* [Exercise prompt]: Wherever a line below holds the word "name", copy that line.
---- Listed entries
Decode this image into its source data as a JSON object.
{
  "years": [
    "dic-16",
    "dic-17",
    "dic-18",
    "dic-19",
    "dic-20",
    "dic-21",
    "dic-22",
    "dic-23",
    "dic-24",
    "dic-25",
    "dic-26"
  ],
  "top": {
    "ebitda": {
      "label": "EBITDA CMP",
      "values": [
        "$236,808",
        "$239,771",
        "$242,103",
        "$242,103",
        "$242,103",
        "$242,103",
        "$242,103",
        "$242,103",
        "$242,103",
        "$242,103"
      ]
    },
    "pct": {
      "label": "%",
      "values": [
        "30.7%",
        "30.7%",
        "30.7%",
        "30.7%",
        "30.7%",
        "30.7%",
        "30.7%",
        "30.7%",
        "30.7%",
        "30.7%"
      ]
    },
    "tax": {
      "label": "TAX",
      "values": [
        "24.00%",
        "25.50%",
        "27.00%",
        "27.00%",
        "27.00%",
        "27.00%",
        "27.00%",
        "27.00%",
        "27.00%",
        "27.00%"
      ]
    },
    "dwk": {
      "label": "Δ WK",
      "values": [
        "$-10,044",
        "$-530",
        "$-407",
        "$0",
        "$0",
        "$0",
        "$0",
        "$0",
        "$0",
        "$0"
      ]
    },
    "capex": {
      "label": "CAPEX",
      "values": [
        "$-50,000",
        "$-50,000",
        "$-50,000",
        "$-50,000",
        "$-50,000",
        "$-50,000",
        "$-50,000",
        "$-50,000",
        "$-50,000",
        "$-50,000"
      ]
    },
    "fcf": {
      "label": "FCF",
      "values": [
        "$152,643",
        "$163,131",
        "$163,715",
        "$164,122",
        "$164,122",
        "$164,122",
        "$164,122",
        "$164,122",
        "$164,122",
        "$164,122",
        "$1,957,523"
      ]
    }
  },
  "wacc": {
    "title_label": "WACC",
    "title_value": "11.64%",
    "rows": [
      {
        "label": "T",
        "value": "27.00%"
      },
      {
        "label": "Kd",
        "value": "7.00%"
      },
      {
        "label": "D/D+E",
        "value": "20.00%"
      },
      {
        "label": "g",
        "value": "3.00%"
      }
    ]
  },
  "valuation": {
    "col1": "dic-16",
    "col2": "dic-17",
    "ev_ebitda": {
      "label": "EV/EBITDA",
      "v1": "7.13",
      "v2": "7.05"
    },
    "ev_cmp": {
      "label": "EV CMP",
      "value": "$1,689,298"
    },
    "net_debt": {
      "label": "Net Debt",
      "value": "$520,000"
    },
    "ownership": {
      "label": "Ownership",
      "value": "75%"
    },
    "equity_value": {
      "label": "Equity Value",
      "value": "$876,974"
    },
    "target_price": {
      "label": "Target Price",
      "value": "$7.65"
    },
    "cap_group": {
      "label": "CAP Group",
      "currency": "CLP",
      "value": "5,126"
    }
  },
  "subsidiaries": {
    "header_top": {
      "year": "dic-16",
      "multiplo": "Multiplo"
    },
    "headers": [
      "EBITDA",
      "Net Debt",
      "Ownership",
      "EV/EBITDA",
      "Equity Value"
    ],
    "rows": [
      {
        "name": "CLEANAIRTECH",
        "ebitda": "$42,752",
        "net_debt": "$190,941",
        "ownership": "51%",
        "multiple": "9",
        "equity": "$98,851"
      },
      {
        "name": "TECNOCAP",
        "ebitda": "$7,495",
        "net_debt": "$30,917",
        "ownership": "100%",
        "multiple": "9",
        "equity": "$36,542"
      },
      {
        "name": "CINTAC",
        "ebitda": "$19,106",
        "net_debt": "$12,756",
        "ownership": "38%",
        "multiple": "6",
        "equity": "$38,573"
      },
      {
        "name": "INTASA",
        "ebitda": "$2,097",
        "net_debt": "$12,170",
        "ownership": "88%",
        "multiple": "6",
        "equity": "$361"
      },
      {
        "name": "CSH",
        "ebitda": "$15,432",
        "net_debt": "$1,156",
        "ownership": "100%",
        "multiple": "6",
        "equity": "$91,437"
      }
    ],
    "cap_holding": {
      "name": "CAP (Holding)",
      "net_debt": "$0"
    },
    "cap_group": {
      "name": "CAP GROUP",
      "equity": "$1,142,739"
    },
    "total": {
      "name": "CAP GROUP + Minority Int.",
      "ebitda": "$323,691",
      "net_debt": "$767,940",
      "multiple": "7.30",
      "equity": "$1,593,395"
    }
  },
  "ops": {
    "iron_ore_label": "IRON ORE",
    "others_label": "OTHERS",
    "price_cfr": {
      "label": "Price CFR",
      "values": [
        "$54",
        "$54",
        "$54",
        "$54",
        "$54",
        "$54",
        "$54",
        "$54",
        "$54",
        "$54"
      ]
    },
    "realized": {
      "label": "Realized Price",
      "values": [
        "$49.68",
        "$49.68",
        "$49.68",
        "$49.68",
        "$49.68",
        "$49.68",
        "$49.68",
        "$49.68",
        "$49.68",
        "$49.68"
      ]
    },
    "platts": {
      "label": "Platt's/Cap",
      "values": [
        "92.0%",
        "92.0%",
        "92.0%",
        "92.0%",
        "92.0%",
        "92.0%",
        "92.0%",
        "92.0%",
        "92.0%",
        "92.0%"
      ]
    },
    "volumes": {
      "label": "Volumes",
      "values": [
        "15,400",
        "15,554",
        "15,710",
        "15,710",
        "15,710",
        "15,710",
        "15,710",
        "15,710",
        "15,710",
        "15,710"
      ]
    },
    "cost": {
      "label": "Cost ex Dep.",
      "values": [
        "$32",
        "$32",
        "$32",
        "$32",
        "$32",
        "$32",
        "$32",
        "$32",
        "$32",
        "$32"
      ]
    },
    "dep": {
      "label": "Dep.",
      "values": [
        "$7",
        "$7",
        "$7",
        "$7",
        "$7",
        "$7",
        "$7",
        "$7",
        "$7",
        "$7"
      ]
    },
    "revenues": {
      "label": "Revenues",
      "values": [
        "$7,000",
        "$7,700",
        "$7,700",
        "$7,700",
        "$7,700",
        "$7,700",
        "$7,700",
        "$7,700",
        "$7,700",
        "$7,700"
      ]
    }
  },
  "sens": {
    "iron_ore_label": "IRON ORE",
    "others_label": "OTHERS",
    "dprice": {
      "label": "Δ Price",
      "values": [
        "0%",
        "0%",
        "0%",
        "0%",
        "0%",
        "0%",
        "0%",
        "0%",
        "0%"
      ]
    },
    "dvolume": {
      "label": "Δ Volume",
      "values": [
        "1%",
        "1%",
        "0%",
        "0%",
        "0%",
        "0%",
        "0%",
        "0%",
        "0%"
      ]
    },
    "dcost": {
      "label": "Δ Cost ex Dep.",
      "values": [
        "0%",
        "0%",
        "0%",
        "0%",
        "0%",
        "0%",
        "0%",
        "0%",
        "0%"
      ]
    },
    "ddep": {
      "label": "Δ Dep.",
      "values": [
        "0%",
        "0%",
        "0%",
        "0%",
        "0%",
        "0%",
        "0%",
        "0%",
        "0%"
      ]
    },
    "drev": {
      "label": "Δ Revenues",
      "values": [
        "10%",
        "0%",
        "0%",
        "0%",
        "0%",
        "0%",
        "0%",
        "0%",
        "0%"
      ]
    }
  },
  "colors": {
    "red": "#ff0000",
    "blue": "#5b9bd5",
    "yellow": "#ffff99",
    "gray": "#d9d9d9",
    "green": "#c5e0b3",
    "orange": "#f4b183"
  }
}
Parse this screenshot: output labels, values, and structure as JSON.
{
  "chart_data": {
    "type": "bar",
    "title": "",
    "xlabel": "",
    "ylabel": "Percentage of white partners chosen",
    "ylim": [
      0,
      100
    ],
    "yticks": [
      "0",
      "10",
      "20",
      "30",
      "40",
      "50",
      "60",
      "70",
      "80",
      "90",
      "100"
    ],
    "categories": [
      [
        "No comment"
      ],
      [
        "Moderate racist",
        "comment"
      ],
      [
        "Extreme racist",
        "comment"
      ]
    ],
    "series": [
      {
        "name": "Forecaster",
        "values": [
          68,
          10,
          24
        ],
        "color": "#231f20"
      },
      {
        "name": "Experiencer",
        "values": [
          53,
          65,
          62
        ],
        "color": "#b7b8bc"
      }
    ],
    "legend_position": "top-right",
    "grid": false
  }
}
--------
* [In response]:
        "name": "CLEANAIRTECH",
        "name": "TECNOCAP",
        "name": "CINTAC",
        "name": "INTASA",
        "name": "CSH",
      "name": "CAP (Holding)",
      "name": "CAP GROUP",
      "name": "CAP GROUP + Minority Int.",
        "name": "Forecaster",
        "name": "Experiencer",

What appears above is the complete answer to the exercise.